**EXERCISE DESCRIPTION:** Go through the records and give each one again exactly.

Stored data
|---|

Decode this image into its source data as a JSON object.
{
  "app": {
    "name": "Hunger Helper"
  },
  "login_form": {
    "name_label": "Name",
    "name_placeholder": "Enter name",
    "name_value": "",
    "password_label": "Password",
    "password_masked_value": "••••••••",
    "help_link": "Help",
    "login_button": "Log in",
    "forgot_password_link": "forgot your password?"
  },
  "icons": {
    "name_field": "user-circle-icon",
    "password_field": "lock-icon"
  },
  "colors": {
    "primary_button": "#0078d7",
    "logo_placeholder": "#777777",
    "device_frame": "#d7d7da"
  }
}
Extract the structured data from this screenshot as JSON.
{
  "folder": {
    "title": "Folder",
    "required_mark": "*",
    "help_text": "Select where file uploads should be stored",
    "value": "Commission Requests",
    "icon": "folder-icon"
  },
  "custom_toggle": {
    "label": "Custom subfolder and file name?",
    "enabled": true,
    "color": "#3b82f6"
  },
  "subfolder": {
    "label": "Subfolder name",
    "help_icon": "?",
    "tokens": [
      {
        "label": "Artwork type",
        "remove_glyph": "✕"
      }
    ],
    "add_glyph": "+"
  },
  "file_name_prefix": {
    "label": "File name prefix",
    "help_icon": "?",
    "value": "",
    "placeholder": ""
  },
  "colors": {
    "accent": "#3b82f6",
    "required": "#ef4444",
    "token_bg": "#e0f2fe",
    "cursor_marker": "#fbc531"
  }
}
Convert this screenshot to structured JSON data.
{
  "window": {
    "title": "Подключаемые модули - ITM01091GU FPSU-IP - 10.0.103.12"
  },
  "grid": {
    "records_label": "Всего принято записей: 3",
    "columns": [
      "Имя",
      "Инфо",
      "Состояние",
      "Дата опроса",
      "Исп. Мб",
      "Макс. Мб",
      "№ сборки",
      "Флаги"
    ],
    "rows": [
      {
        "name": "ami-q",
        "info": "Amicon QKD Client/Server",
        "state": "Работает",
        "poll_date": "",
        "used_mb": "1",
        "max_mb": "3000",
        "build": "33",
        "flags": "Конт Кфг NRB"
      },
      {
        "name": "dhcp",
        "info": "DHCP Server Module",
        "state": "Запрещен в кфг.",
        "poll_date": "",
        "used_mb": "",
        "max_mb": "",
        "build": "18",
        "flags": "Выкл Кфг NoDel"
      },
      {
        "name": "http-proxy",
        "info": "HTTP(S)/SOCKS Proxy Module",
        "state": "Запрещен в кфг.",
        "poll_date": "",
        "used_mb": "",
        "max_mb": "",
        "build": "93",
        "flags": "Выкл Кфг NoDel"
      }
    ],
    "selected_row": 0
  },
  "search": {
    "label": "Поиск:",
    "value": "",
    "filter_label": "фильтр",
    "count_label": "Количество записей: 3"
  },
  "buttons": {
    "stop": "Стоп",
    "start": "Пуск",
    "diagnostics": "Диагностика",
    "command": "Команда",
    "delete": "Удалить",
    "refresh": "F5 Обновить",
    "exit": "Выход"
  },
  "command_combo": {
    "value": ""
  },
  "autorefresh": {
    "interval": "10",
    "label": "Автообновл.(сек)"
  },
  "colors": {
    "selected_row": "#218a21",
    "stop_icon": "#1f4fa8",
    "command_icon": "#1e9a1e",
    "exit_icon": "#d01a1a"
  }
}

|---|

**RESPONSE:**
Decode this image into its source data as a JSON object.
{
  "app": {
    "name": "Hunger Helper"
  },
  "login_form": {
    "name_label": "Name",
    "name_placeholder": "Enter name",
    "name_value": "",
    "password_label": "Password",
    "password_masked_value": "••••••••",
    "help_link": "Help",
    "login_button": "Log in",
    "forgot_password_link": "forgot your password?"
  },
  "icons": {
    "name_field": "user-circle-icon",
    "password_field": "lock-icon"
  },
  "colors": {
    "primary_button": "#0078d7",
    "logo_placeholder": "#777777",
    "device_frame": "#d7d7da"
  }
}
Extract the structured data from this screenshot as JSON.
{
  "folder": {
    "title": "Folder",
    "required_mark": "*",
    "help_text": "Select where file uploads should be stored",
    "value": "Commission Requests",
    "icon": "folder-icon"
  },
  "custom_toggle": {
    "label": "Custom subfolder and file name?",
    "enabled": true,
    "color": "#3b82f6"
  },
  "subfolder": {
    "label": "Subfolder name",
    "help_icon": "?",
    "tokens": [
      {
        "label": "Artwork type",
        "remove_glyph": "✕"
      }
    ],
    "add_glyph": "+"
  },
  "file_name_prefix": {
    "label": "File name prefix",
    "help_icon": "?",
    "value": "",
    "placeholder": ""
  },
  "colors": {
    "accent": "#3b82f6",
    "required": "#ef4444",
    "token_bg": "#e0f2fe",
    "cursor_marker": "#fbc531"
  }
}
Convert this screenshot to structured JSON data.
{
  "window": {
    "title": "Подключаемые модули - ITM01091GU FPSU-IP - 10.0.103.12"
  },
  "grid": {
    "records_label": "Всего принято записей: 3",
    "columns": [
      "Имя",
      "Инфо",
      "Состояние",
      "Дата опроса",
      "Исп. Мб",
      "Макс. Мб",
      "№ сборки",
      "Флаги"
    ],
    "rows": [
      {
        "name": "ami-q",
        "info": "Amicon QKD Client/Server",
        "state": "Работает",
        "poll_date": "",
        "used_mb": "1",
        "max_mb": "3000",
        "build": "33",
        "flags": "Конт Кфг NRB"
      },
      {
        "name": "dhcp",
        "info": "DHCP Server Module",
        "state": "Запрещен в кфг.",
        "poll_date": "",
        "used_mb": "",
        "max_mb": "",
        "build": "18",
        "flags": "Выкл Кфг NoDel"
      },
      {
        "name": "http-proxy",
        "info": "HTTP(S)/SOCKS Proxy Module",
        "state": "Запрещен в кфг.",
        "poll_date": "",
        "used_mb": "",
        "max_mb": "",
        "build": "93",
        "flags": "Выкл Кфг NoDel"
      }
    ],
    "selected_row": 0
  },
  "search": {
    "label": "Поиск:",
    "value": "",
    "filter_label": "фильтр",
    "count_label": "Количество записей: 3"
  },
  "buttons": {
    "stop": "Стоп",
    "start": "Пуск",
    "diagnostics": "Диагностика",
    "command": "Команда",
    "delete": "Удалить",
    "refresh": "F5 Обновить",
    "exit": "Выход"
  },
  "command_combo": {
    "value": ""
  },
  "autorefresh": {
    "interval": "10",
    "label": "Автообновл.(сек)"
  },
  "colors": {
    "selected_row": "#218a21",
    "stop_icon": "#1f4fa8",
    "command_icon": "#1e9a1e",
    "exit_icon": "#d01a1a"
  }
}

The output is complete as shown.